• _PROBLEM REQUIREMENTS_: Go through the entries below and copy each line containing the word "riferimento".

*** DATA SHOWN

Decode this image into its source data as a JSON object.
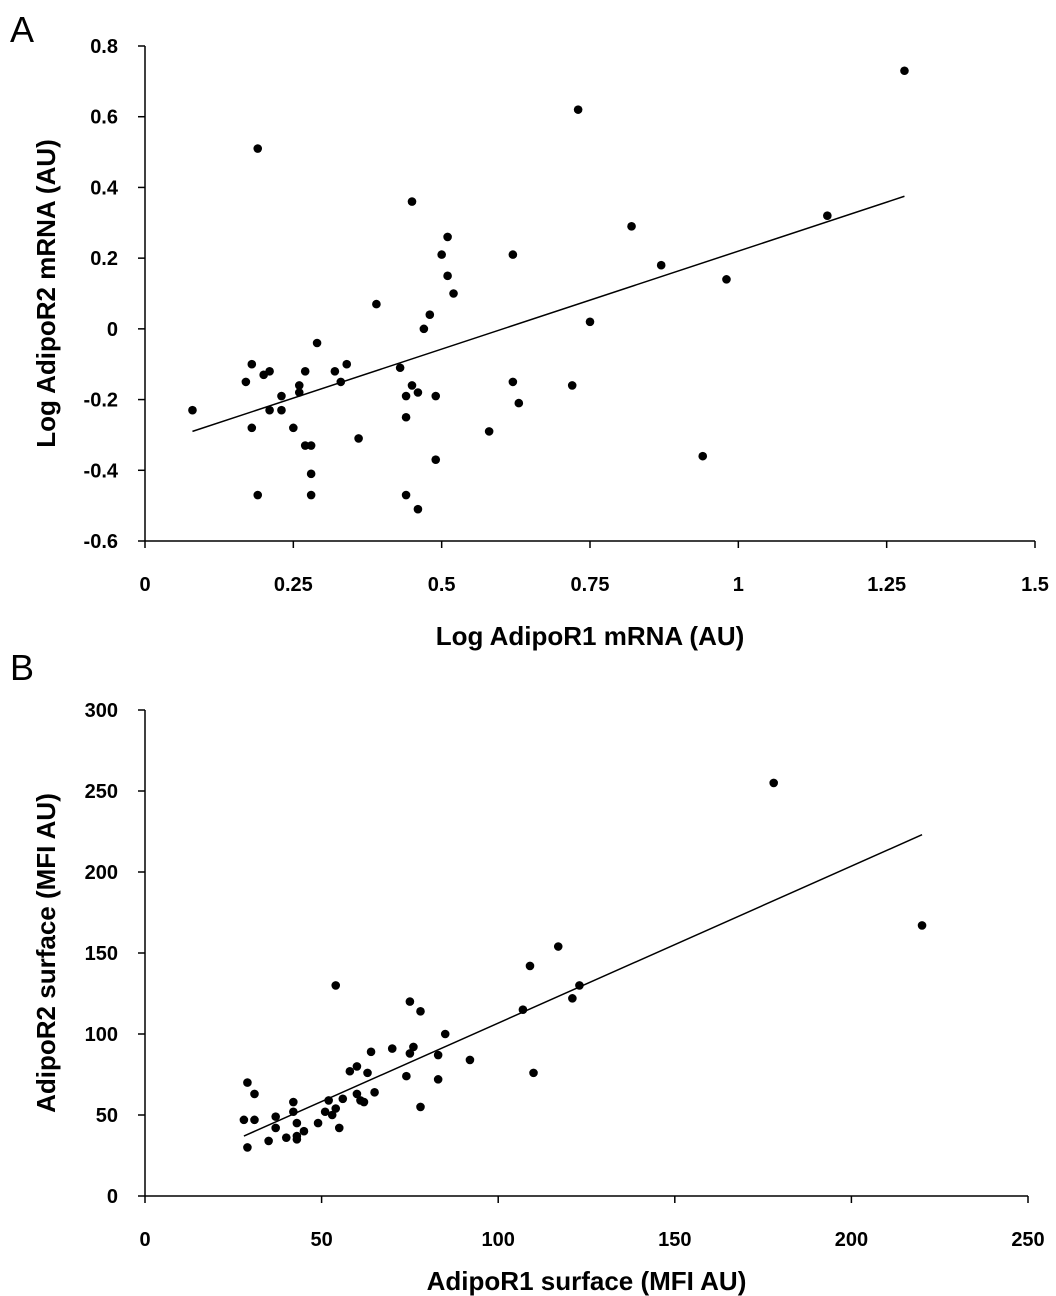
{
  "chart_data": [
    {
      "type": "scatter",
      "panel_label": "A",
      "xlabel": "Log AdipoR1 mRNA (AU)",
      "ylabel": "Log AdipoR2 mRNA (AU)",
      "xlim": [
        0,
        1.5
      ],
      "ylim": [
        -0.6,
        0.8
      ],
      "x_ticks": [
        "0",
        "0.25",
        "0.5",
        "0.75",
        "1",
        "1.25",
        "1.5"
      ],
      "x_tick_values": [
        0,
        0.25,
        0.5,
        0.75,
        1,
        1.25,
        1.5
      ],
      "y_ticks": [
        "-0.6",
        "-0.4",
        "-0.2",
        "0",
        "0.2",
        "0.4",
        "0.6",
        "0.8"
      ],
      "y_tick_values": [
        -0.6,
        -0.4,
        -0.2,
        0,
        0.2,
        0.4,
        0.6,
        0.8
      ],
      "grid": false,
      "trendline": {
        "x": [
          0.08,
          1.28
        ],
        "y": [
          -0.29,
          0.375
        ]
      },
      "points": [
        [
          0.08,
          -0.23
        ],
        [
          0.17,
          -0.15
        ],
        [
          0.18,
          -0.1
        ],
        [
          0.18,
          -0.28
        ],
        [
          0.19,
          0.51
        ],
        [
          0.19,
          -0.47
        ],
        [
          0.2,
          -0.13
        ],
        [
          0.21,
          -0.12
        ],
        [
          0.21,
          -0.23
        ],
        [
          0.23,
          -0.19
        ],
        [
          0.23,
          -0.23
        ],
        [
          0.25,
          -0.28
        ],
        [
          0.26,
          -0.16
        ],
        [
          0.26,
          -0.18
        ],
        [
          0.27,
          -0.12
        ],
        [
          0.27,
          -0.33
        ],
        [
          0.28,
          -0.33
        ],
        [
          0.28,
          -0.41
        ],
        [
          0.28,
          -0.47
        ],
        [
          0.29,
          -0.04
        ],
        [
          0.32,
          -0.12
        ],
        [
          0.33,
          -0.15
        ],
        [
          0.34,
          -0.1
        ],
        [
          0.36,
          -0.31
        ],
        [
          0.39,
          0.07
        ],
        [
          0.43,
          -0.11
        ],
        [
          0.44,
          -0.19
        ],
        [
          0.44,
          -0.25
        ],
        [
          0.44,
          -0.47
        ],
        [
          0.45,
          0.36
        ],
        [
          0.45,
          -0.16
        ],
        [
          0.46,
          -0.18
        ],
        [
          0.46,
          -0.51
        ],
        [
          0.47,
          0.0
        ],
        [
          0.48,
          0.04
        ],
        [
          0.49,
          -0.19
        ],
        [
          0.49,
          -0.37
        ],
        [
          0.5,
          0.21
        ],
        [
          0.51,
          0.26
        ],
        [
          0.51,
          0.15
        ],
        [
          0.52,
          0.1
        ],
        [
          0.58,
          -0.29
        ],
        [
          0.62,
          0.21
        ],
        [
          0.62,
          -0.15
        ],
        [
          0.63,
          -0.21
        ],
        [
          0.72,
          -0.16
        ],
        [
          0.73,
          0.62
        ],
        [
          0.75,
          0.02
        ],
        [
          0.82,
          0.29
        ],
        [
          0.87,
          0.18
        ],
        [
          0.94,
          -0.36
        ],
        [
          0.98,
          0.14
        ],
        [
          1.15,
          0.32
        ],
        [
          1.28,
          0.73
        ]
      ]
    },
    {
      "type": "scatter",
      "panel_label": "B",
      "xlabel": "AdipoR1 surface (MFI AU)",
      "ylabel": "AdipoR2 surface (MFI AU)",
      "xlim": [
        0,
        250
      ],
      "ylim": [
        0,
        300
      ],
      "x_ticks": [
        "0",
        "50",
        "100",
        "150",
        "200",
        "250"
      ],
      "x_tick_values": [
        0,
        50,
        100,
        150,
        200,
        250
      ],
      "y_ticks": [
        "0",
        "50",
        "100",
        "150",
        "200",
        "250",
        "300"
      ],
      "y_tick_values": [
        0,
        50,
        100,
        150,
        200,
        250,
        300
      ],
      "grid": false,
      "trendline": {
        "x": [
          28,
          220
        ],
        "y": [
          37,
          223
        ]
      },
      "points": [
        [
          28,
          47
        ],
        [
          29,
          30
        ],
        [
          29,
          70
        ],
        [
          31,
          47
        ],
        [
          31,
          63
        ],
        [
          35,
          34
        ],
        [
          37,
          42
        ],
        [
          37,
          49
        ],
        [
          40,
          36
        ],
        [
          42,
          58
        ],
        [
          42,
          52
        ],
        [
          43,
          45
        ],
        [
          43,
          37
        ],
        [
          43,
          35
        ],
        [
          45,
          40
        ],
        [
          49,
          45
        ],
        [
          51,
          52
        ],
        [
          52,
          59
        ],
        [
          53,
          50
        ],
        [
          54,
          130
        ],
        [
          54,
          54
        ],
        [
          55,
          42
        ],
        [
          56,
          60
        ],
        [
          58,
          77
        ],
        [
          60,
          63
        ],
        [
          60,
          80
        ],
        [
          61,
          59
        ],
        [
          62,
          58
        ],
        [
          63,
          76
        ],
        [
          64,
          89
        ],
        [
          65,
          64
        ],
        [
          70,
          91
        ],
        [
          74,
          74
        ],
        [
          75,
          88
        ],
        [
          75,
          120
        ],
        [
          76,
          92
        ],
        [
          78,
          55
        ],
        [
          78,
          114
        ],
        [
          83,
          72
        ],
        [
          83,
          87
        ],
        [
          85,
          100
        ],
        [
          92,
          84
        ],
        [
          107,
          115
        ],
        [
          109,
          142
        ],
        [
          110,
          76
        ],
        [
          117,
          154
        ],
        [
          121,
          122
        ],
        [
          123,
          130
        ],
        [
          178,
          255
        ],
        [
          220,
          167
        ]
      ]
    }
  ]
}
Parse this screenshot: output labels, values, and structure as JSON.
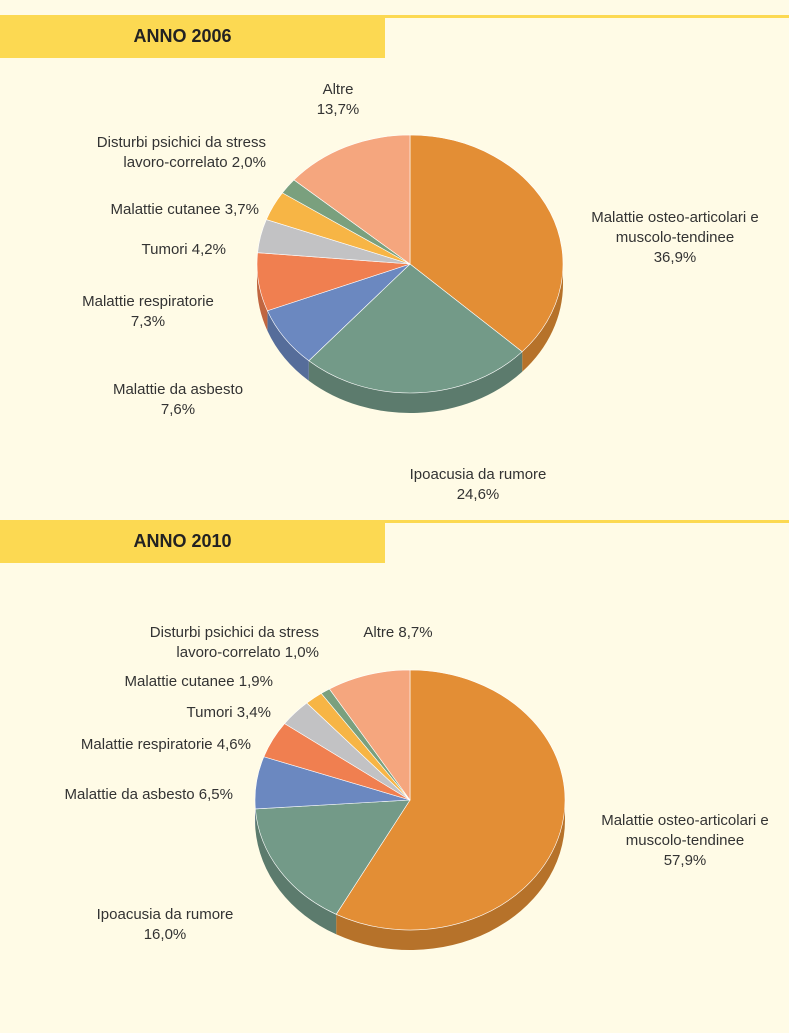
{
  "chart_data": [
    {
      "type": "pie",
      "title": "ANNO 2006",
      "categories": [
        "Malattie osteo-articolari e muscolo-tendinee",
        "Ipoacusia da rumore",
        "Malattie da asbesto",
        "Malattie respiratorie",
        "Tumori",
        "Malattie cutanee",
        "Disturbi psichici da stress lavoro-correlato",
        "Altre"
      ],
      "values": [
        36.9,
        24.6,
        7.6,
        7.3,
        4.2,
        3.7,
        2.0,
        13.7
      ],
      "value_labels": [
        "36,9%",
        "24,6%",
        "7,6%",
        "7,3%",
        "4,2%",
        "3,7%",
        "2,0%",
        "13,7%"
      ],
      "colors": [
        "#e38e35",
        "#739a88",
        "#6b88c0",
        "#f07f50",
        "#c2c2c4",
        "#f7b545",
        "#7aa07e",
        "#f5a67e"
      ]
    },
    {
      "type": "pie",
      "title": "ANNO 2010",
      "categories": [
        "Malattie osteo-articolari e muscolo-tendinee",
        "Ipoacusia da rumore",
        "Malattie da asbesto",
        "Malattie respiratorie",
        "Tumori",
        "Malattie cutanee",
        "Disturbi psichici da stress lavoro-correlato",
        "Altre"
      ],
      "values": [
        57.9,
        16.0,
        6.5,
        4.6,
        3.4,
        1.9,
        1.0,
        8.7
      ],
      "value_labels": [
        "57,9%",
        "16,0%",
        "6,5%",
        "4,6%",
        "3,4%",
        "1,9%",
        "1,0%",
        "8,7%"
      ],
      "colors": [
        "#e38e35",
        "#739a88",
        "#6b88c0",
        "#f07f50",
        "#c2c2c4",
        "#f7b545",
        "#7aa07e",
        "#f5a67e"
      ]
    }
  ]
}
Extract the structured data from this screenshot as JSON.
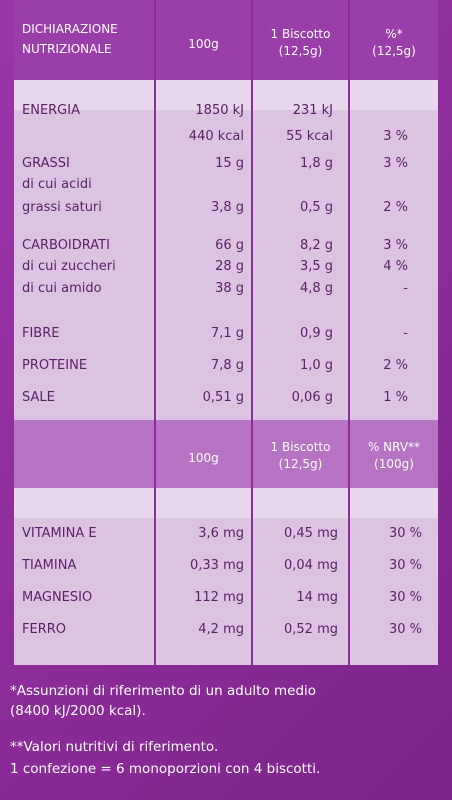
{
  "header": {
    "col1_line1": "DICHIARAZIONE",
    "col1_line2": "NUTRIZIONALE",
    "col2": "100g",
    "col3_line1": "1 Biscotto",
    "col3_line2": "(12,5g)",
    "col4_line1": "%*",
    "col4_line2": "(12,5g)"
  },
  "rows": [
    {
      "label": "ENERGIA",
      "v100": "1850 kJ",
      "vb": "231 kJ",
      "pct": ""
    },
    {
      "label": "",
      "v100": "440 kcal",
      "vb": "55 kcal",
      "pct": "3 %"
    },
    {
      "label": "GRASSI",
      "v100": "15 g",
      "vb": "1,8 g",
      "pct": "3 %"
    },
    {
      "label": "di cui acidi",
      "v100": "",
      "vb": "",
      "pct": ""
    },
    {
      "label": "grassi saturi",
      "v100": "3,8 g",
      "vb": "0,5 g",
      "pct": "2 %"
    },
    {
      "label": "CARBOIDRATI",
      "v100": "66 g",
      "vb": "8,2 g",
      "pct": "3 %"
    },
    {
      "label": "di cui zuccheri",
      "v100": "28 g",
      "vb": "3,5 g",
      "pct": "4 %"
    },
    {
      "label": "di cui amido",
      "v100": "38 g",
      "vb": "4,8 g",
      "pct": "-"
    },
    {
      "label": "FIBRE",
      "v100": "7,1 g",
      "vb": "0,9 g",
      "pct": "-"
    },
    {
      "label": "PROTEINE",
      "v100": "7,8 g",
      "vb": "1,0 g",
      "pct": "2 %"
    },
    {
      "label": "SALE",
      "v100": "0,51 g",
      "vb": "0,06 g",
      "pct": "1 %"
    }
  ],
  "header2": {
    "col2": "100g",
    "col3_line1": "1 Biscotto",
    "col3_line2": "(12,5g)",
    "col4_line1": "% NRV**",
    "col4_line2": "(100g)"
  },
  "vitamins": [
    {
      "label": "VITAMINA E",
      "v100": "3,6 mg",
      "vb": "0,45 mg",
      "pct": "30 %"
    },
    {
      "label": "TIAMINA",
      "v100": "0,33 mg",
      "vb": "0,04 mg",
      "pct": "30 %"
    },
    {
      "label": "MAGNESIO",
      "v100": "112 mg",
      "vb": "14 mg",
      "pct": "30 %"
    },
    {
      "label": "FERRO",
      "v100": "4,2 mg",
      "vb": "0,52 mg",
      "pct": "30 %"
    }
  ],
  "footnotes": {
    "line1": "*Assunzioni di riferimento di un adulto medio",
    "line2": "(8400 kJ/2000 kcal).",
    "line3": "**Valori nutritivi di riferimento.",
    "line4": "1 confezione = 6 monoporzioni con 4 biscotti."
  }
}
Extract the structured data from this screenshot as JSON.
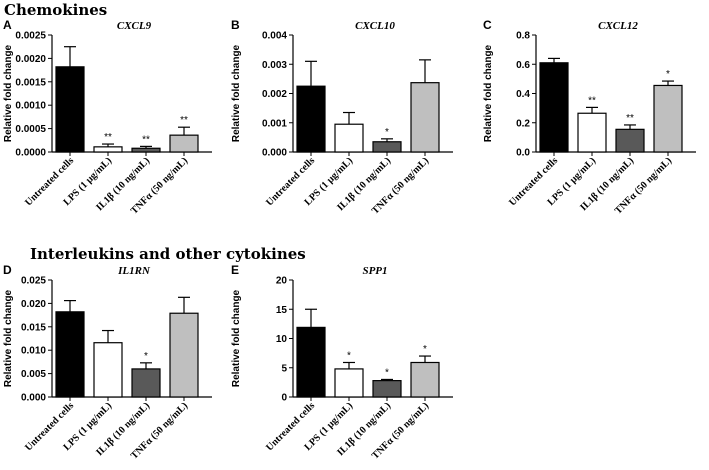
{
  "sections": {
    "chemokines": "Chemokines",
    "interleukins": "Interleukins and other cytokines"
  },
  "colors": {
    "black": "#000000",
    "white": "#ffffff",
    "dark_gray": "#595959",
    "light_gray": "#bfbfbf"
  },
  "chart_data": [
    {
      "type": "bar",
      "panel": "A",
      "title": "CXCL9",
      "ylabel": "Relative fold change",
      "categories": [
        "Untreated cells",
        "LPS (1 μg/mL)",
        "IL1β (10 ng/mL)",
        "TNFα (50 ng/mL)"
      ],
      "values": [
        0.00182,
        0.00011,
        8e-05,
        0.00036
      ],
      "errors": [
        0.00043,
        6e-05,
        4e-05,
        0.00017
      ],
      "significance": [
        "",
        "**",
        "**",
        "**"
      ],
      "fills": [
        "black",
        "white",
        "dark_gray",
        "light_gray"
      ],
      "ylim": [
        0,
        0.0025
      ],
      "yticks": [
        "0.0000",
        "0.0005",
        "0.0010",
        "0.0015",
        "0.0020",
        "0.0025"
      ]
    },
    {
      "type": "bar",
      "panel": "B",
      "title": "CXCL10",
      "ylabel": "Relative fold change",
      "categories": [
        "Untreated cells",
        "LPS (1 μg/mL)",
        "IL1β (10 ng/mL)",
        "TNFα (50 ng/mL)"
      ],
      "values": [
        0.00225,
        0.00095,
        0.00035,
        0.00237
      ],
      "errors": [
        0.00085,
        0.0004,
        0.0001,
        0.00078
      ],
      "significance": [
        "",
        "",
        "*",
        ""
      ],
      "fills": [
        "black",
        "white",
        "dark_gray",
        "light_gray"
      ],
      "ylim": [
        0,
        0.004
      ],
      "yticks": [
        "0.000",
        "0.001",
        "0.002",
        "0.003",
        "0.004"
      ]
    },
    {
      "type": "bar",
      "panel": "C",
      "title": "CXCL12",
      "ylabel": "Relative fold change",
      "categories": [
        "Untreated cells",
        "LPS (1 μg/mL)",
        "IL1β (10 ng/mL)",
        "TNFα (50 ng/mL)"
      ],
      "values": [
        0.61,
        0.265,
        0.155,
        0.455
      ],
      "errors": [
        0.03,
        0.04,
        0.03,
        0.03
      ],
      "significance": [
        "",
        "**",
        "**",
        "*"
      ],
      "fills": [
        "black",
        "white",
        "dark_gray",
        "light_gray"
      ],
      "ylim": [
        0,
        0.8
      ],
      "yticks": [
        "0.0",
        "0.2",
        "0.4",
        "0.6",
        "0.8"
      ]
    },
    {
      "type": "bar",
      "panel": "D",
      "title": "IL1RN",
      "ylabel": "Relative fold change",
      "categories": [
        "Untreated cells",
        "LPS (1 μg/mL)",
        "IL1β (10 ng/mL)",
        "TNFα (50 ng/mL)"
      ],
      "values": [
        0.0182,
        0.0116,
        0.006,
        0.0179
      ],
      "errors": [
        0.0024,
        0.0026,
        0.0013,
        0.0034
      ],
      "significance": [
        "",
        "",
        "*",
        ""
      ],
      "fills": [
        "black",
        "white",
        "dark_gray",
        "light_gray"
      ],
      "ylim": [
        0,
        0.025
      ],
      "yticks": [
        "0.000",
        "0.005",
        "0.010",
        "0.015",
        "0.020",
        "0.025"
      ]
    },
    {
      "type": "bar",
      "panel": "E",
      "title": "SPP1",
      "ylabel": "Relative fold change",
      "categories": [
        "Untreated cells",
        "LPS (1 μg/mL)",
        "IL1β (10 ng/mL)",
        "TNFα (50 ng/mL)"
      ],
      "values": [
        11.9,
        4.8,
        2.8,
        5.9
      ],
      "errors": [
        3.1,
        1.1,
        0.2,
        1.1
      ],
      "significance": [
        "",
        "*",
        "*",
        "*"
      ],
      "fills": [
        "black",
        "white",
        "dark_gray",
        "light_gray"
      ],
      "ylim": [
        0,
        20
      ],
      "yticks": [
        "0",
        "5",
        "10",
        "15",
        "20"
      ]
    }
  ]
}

******

• _SOLUTION TO THIS EXERCISE_:
    "line1": "*Assunzioni di riferimento di un adulto medio",
    "line3": "**Valori nutritivi di riferimento.",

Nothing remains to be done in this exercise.